▸ **Document passage**
If the SBC understood this, they wouldn't have Resolution #5 that requires total abstinence from all its leaders. If people at many Baptist camps in the South understood this, the teens I took to camp 15 years ago wouldn't have gotten blasted for playing a game of Spades before registration the first day. We try so hard to be holy that, instead of depending on the cross of Christ and the power of the Holy Spirit to produce it, we "fence the law" with our own rules.
That's a good question.What's the difference between forbidding something and saying that any contact with it is "unwise"? I don't want to be unwise...I'm sure God doesn't want me to be unwise, either. Wisdom is to be sought after; it begins with the fear of the Lord. Hence, if any consumption of alcohol is "unwise," would it not follow that such a broad declaration would be equal to forbidding it to those who wish to be "wise"?
That's a good question.
The difference is that to forbid it requires it to be a sin in itself - a clear violation of the mandates of Scripture. On the other hand, saying it is unwise is saying that in this cases it may be a sin. It may be a sin to drink if alcohol abuse is common in your family, or if you tend to overindulge. But simply saying (even as a general "rule of thumb" that something is unwise, is not the same as forbidding it. Rather, it is giving someone what one considers to be less than a strict law - like when Paul said he advised sexual abstinence, and he made it clear that this was not a matter of law, but an issue of liberty. Paul was still imparting wisdom, but not a matter of law.

▸ **Provided information**

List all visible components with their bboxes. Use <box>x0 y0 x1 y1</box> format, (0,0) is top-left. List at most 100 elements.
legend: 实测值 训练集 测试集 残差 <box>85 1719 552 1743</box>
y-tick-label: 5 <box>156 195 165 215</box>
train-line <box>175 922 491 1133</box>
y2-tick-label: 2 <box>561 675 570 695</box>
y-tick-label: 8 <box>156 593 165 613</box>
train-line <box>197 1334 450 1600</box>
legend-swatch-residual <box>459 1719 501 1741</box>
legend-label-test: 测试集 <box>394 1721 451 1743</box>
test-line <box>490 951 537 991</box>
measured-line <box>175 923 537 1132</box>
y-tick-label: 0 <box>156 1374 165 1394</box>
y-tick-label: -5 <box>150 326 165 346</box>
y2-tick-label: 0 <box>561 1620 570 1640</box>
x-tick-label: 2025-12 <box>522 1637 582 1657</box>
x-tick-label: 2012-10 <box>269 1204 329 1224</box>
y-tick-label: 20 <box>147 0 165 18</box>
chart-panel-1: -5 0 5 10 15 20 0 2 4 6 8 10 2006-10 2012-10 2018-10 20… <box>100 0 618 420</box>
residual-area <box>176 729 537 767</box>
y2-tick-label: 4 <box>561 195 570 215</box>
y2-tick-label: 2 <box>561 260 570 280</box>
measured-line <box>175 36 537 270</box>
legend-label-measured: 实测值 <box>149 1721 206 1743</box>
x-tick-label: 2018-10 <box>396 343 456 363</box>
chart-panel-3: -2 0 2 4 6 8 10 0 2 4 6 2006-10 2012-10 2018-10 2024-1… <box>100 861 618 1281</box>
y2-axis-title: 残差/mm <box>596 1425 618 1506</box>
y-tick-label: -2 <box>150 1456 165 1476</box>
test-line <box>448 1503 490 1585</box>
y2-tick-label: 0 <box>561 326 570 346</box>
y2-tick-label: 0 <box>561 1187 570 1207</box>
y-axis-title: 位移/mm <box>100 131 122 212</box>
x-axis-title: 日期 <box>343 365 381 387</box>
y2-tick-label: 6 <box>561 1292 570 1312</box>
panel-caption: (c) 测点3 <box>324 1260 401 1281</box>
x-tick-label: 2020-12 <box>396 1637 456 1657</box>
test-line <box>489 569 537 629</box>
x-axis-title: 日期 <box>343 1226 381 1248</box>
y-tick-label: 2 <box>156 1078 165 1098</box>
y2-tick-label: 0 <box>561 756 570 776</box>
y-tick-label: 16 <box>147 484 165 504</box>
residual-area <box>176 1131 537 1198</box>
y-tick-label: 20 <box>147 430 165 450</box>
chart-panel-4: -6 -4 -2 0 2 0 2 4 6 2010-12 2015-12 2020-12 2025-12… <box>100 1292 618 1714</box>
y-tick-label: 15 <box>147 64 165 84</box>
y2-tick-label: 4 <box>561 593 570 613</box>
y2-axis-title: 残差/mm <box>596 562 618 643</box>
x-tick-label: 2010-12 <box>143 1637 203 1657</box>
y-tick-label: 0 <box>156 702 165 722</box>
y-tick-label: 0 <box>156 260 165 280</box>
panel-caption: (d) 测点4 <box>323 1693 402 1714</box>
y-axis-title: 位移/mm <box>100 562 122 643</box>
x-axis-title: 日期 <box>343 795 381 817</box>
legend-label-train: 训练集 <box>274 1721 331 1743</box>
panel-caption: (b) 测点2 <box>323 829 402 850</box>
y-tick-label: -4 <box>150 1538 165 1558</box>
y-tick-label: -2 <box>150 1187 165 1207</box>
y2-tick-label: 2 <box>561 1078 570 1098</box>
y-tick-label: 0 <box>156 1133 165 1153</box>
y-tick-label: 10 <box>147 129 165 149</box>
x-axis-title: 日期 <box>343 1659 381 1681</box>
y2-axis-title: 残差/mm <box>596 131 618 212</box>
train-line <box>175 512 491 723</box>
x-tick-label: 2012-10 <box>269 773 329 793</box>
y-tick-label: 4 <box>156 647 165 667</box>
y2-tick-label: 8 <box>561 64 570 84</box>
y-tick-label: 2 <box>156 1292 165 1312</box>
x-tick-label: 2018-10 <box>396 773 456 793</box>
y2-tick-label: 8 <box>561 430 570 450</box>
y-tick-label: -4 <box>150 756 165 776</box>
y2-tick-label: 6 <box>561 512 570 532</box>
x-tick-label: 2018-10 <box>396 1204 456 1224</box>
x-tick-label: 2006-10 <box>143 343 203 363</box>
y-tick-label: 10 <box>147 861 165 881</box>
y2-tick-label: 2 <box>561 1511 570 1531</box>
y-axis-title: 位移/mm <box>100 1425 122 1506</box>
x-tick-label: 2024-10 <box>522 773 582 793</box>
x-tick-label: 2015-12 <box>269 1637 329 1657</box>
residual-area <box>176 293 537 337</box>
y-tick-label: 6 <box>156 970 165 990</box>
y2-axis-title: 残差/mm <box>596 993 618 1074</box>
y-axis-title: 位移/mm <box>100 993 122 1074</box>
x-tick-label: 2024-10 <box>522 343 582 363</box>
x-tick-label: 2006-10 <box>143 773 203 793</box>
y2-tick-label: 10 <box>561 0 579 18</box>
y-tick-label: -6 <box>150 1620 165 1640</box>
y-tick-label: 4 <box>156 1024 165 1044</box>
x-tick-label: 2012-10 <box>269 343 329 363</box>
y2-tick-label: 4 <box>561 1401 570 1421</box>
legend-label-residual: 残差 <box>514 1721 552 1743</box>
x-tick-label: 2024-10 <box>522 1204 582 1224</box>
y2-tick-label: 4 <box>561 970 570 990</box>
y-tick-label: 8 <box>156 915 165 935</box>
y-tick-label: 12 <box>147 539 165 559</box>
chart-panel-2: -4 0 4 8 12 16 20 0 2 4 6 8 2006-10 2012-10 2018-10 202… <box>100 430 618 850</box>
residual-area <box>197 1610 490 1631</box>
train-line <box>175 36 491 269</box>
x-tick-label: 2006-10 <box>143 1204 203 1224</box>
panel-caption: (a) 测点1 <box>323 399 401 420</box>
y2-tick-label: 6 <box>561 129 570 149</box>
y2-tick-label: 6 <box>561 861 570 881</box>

▸ **Exercise requirements**
a - In the passage on alcohol and church rules, extract everything from "If the SBC understood" down to "our own rules.".
b - Answer these questions from the passage on alcohol and church rules:
(i) Which SBC resolution requires total abstinence from all its leaders?
(ii) According to the passage, what does wisdom begin with?
(iii) Who is said to have advised sexual abstinence as a matter of liberty rather than law?

▸ **List of answers**
a -
If the SBC understood this, they wouldn't have Resolution #5 that requires total abstinence from all its leaders. If people at many Baptist camps in the South understood this, the teens I took to camp 15 years ago wouldn't have gotten blasted for playing a game of Spades before registration the first day. We try so hard to be holy that, instead of depending on the cross of Christ and the power of the Holy Spirit to produce it, we "fence the law" with our own rules.

b -
(i) Resolution #5
(ii) The fear of the Lord
(iii) Paul